Start Raw records
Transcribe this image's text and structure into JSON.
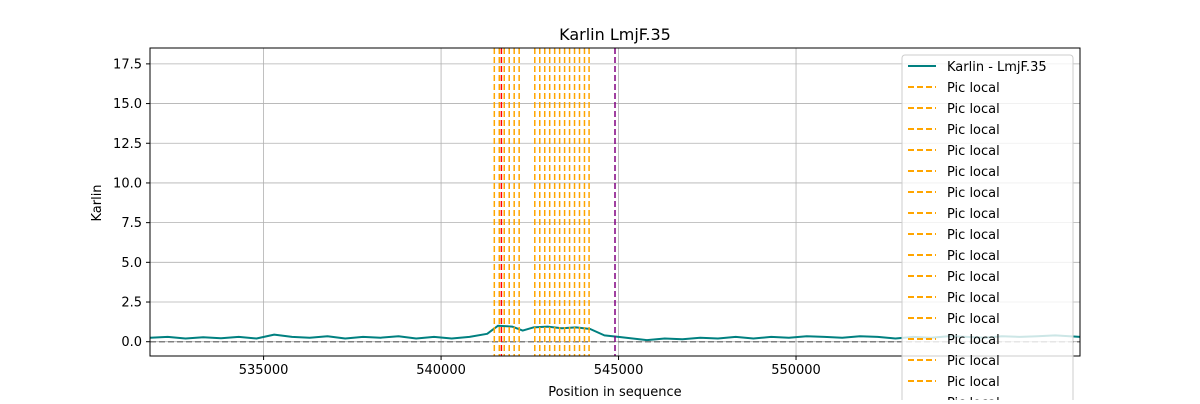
{
  "chart_data": {
    "type": "line",
    "title": "Karlin LmjF.35",
    "xlabel": "Position in sequence",
    "ylabel": "Karlin",
    "xlim": [
      531800,
      558000
    ],
    "ylim": [
      -0.9,
      18.5
    ],
    "xticks": [
      535000,
      540000,
      545000,
      550000
    ],
    "xtick_labels": [
      "535000",
      "540000",
      "545000",
      "550000"
    ],
    "yticks": [
      0.0,
      2.5,
      5.0,
      7.5,
      10.0,
      12.5,
      15.0,
      17.5
    ],
    "ytick_labels": [
      "0.0",
      "2.5",
      "5.0",
      "7.5",
      "10.0",
      "12.5",
      "15.0",
      "17.5"
    ],
    "grid": true,
    "legend_position": "top-right",
    "series": [
      {
        "name": "Karlin - LmjF.35",
        "color": "#008080",
        "x": [
          531800,
          532300,
          532800,
          533300,
          533800,
          534300,
          534800,
          535300,
          535800,
          536300,
          536800,
          537300,
          537800,
          538300,
          538800,
          539300,
          539800,
          540300,
          540800,
          541300,
          541600,
          542000,
          542300,
          542600,
          543000,
          543400,
          543800,
          544200,
          544600,
          545000,
          545400,
          545800,
          546300,
          546800,
          547300,
          547800,
          548300,
          548800,
          549300,
          549800,
          550300,
          550800,
          551300,
          551800,
          552300,
          552800,
          553300,
          553800,
          554300,
          554800,
          555300,
          555800,
          556300,
          556800,
          557300,
          558000
        ],
        "y": [
          0.25,
          0.3,
          0.2,
          0.28,
          0.22,
          0.3,
          0.2,
          0.45,
          0.3,
          0.25,
          0.35,
          0.2,
          0.3,
          0.25,
          0.35,
          0.2,
          0.3,
          0.2,
          0.3,
          0.5,
          1.0,
          0.95,
          0.7,
          0.9,
          0.95,
          0.85,
          0.9,
          0.8,
          0.4,
          0.3,
          0.2,
          0.1,
          0.2,
          0.15,
          0.25,
          0.2,
          0.3,
          0.2,
          0.3,
          0.25,
          0.35,
          0.3,
          0.25,
          0.35,
          0.3,
          0.2,
          0.3,
          0.25,
          0.35,
          0.3,
          0.25,
          0.35,
          0.3,
          0.35,
          0.4,
          0.3
        ]
      }
    ],
    "hline": {
      "y": 0,
      "color": "#808080",
      "style": "dashed"
    },
    "vlines": [
      {
        "x": 541500,
        "color": "#FFA500",
        "style": "dashed"
      },
      {
        "x": 541640,
        "color": "#FFA500",
        "style": "dashed"
      },
      {
        "x": 541780,
        "color": "#FFA500",
        "style": "dashed"
      },
      {
        "x": 541920,
        "color": "#FFA500",
        "style": "dashed"
      },
      {
        "x": 542060,
        "color": "#FFA500",
        "style": "dashed"
      },
      {
        "x": 542200,
        "color": "#FFA500",
        "style": "dashed"
      },
      {
        "x": 542640,
        "color": "#FFA500",
        "style": "dashed"
      },
      {
        "x": 542780,
        "color": "#FFA500",
        "style": "dashed"
      },
      {
        "x": 542920,
        "color": "#FFA500",
        "style": "dashed"
      },
      {
        "x": 543060,
        "color": "#FFA500",
        "style": "dashed"
      },
      {
        "x": 543200,
        "color": "#FFA500",
        "style": "dashed"
      },
      {
        "x": 543340,
        "color": "#FFA500",
        "style": "dashed"
      },
      {
        "x": 543480,
        "color": "#FFA500",
        "style": "dashed"
      },
      {
        "x": 543620,
        "color": "#FFA500",
        "style": "dashed"
      },
      {
        "x": 543760,
        "color": "#FFA500",
        "style": "dashed"
      },
      {
        "x": 543900,
        "color": "#FFA500",
        "style": "dashed"
      },
      {
        "x": 544040,
        "color": "#FFA500",
        "style": "dashed"
      },
      {
        "x": 544170,
        "color": "#FFA500",
        "style": "dashed"
      },
      {
        "x": 541700,
        "color": "#FF0000",
        "style": "dashed"
      },
      {
        "x": 544900,
        "color": "#800080",
        "style": "dashed"
      }
    ],
    "legend": [
      {
        "label": "Karlin - LmjF.35",
        "color": "#008080",
        "style": "solid"
      },
      {
        "label": "Pic local",
        "color": "#FFA500",
        "style": "dashed"
      },
      {
        "label": "Pic local",
        "color": "#FFA500",
        "style": "dashed"
      },
      {
        "label": "Pic local",
        "color": "#FFA500",
        "style": "dashed"
      },
      {
        "label": "Pic local",
        "color": "#FFA500",
        "style": "dashed"
      },
      {
        "label": "Pic local",
        "color": "#FFA500",
        "style": "dashed"
      },
      {
        "label": "Pic local",
        "color": "#FFA500",
        "style": "dashed"
      },
      {
        "label": "Pic local",
        "color": "#FFA500",
        "style": "dashed"
      },
      {
        "label": "Pic local",
        "color": "#FFA500",
        "style": "dashed"
      },
      {
        "label": "Pic local",
        "color": "#FFA500",
        "style": "dashed"
      },
      {
        "label": "Pic local",
        "color": "#FFA500",
        "style": "dashed"
      },
      {
        "label": "Pic local",
        "color": "#FFA500",
        "style": "dashed"
      },
      {
        "label": "Pic local",
        "color": "#FFA500",
        "style": "dashed"
      },
      {
        "label": "Pic local",
        "color": "#FFA500",
        "style": "dashed"
      },
      {
        "label": "Pic local",
        "color": "#FFA500",
        "style": "dashed"
      },
      {
        "label": "Pic local",
        "color": "#FFA500",
        "style": "dashed"
      },
      {
        "label": "Pic local",
        "color": "#FFA500",
        "style": "dashed"
      }
    ]
  }
}
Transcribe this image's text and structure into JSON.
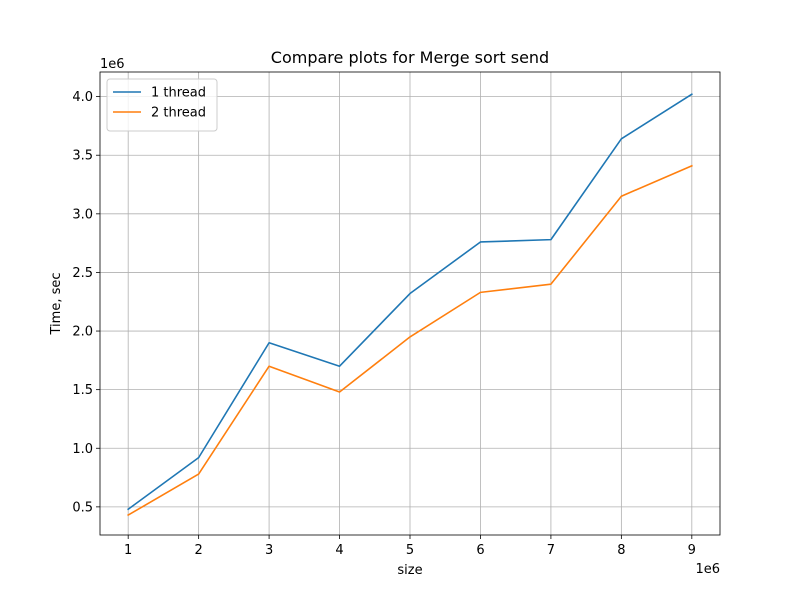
{
  "chart_data": {
    "type": "line",
    "title": "Compare plots for Merge sort send",
    "xlabel": "size",
    "ylabel": "Time, sec",
    "x_offset_label": "1e6",
    "y_offset_label": "1e6",
    "x": [
      1000000,
      2000000,
      3000000,
      4000000,
      5000000,
      6000000,
      7000000,
      8000000,
      9000000
    ],
    "xticks": [
      1,
      2,
      3,
      4,
      5,
      6,
      7,
      8,
      9
    ],
    "xtick_labels": [
      "1",
      "2",
      "3",
      "4",
      "5",
      "6",
      "7",
      "8",
      "9"
    ],
    "yticks": [
      0.5,
      1.0,
      1.5,
      2.0,
      2.5,
      3.0,
      3.5,
      4.0
    ],
    "ytick_labels": [
      "0.5",
      "1.0",
      "1.5",
      "2.0",
      "2.5",
      "3.0",
      "3.5",
      "4.0"
    ],
    "xlim": [
      600000,
      9400000
    ],
    "ylim": [
      260000,
      4210000
    ],
    "grid": true,
    "legend_position": "top-left",
    "series": [
      {
        "name": "1 thread",
        "color": "#1f77b4",
        "values": [
          480000,
          920000,
          1900000,
          1700000,
          2320000,
          2760000,
          2780000,
          3640000,
          4020000
        ]
      },
      {
        "name": "2 thread",
        "color": "#ff7f0e",
        "values": [
          430000,
          780000,
          1700000,
          1480000,
          1950000,
          2330000,
          2400000,
          3150000,
          3410000
        ]
      }
    ]
  }
}
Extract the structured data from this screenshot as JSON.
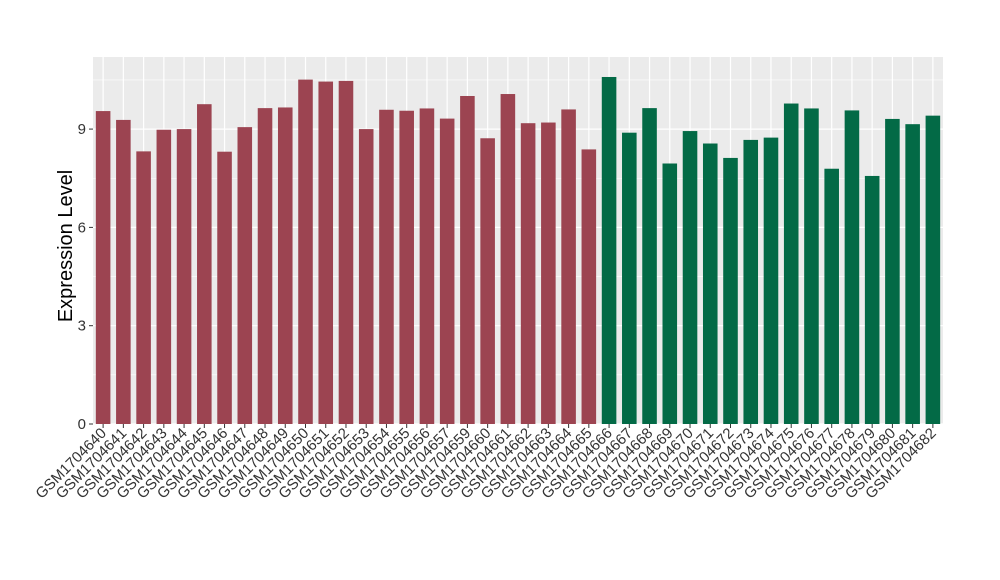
{
  "chart_data": {
    "type": "bar",
    "ylabel": "Expression Level",
    "xlabel": "",
    "ylim": [
      0,
      11.2
    ],
    "yticks": [
      0,
      3,
      6,
      9
    ],
    "grid": true,
    "legend": "none",
    "colors": {
      "group1": "#9c4451",
      "group2": "#036a46",
      "panel": "#ebebeb",
      "grid": "#ffffff"
    },
    "categories": [
      "GSM1704640",
      "GSM1704641",
      "GSM1704642",
      "GSM1704643",
      "GSM1704644",
      "GSM1704645",
      "GSM1704646",
      "GSM1704647",
      "GSM1704648",
      "GSM1704649",
      "GSM1704650",
      "GSM1704651",
      "GSM1704652",
      "GSM1704653",
      "GSM1704654",
      "GSM1704655",
      "GSM1704656",
      "GSM1704657",
      "GSM1704659",
      "GSM1704660",
      "GSM1704661",
      "GSM1704662",
      "GSM1704663",
      "GSM1704664",
      "GSM1704665",
      "GSM1704666",
      "GSM1704667",
      "GSM1704668",
      "GSM1704669",
      "GSM1704670",
      "GSM1704671",
      "GSM1704672",
      "GSM1704673",
      "GSM1704674",
      "GSM1704675",
      "GSM1704676",
      "GSM1704677",
      "GSM1704678",
      "GSM1704679",
      "GSM1704680",
      "GSM1704681",
      "GSM1704682"
    ],
    "values": [
      9.55,
      9.28,
      8.32,
      8.98,
      9.0,
      9.76,
      8.31,
      9.06,
      9.64,
      9.66,
      10.51,
      10.45,
      10.47,
      9.0,
      9.59,
      9.56,
      9.63,
      9.32,
      10.01,
      8.72,
      10.07,
      9.18,
      9.2,
      9.6,
      8.38,
      10.59,
      8.89,
      9.64,
      7.95,
      8.94,
      8.56,
      8.12,
      8.67,
      8.74,
      9.78,
      9.63,
      7.79,
      9.57,
      7.57,
      9.31,
      9.15,
      9.41
    ],
    "groups": [
      1,
      1,
      1,
      1,
      1,
      1,
      1,
      1,
      1,
      1,
      1,
      1,
      1,
      1,
      1,
      1,
      1,
      1,
      1,
      1,
      1,
      1,
      1,
      1,
      1,
      2,
      2,
      2,
      2,
      2,
      2,
      2,
      2,
      2,
      2,
      2,
      2,
      2,
      2,
      2,
      2,
      2
    ]
  }
}
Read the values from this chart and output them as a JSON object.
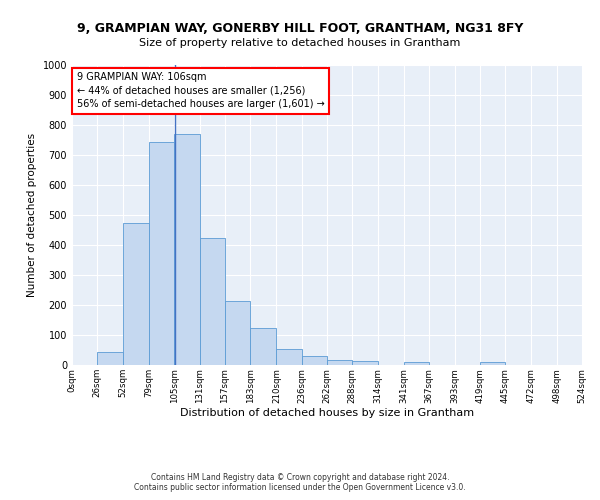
{
  "title_line1": "9, GRAMPIAN WAY, GONERBY HILL FOOT, GRANTHAM, NG31 8FY",
  "title_line2": "Size of property relative to detached houses in Grantham",
  "xlabel": "Distribution of detached houses by size in Grantham",
  "ylabel": "Number of detached properties",
  "bin_labels": [
    "0sqm",
    "26sqm",
    "52sqm",
    "79sqm",
    "105sqm",
    "131sqm",
    "157sqm",
    "183sqm",
    "210sqm",
    "236sqm",
    "262sqm",
    "288sqm",
    "314sqm",
    "341sqm",
    "367sqm",
    "393sqm",
    "419sqm",
    "445sqm",
    "472sqm",
    "498sqm",
    "524sqm"
  ],
  "bin_edges": [
    0,
    26,
    52,
    79,
    105,
    131,
    157,
    183,
    210,
    236,
    262,
    288,
    314,
    341,
    367,
    393,
    419,
    445,
    472,
    498,
    524
  ],
  "bar_heights": [
    0,
    45,
    475,
    745,
    770,
    425,
    215,
    125,
    52,
    30,
    17,
    12,
    0,
    10,
    0,
    0,
    10,
    0,
    0,
    0
  ],
  "bar_color": "#c5d8f0",
  "bar_edge_color": "#5b9bd5",
  "vline_x": 106,
  "vline_color": "#4472c4",
  "annotation_line1": "9 GRAMPIAN WAY: 106sqm",
  "annotation_line2": "← 44% of detached houses are smaller (1,256)",
  "annotation_line3": "56% of semi-detached houses are larger (1,601) →",
  "annotation_box_color": "white",
  "annotation_box_edge_color": "red",
  "ylim": [
    0,
    1000
  ],
  "yticks": [
    0,
    100,
    200,
    300,
    400,
    500,
    600,
    700,
    800,
    900,
    1000
  ],
  "background_color": "#e8eff8",
  "grid_color": "white",
  "footer_line1": "Contains HM Land Registry data © Crown copyright and database right 2024.",
  "footer_line2": "Contains public sector information licensed under the Open Government Licence v3.0."
}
End Raw records
The exercise
Examine the entries and report how many of their lines contain the string "Contains", giving no more than the number.

Solution to the problem
2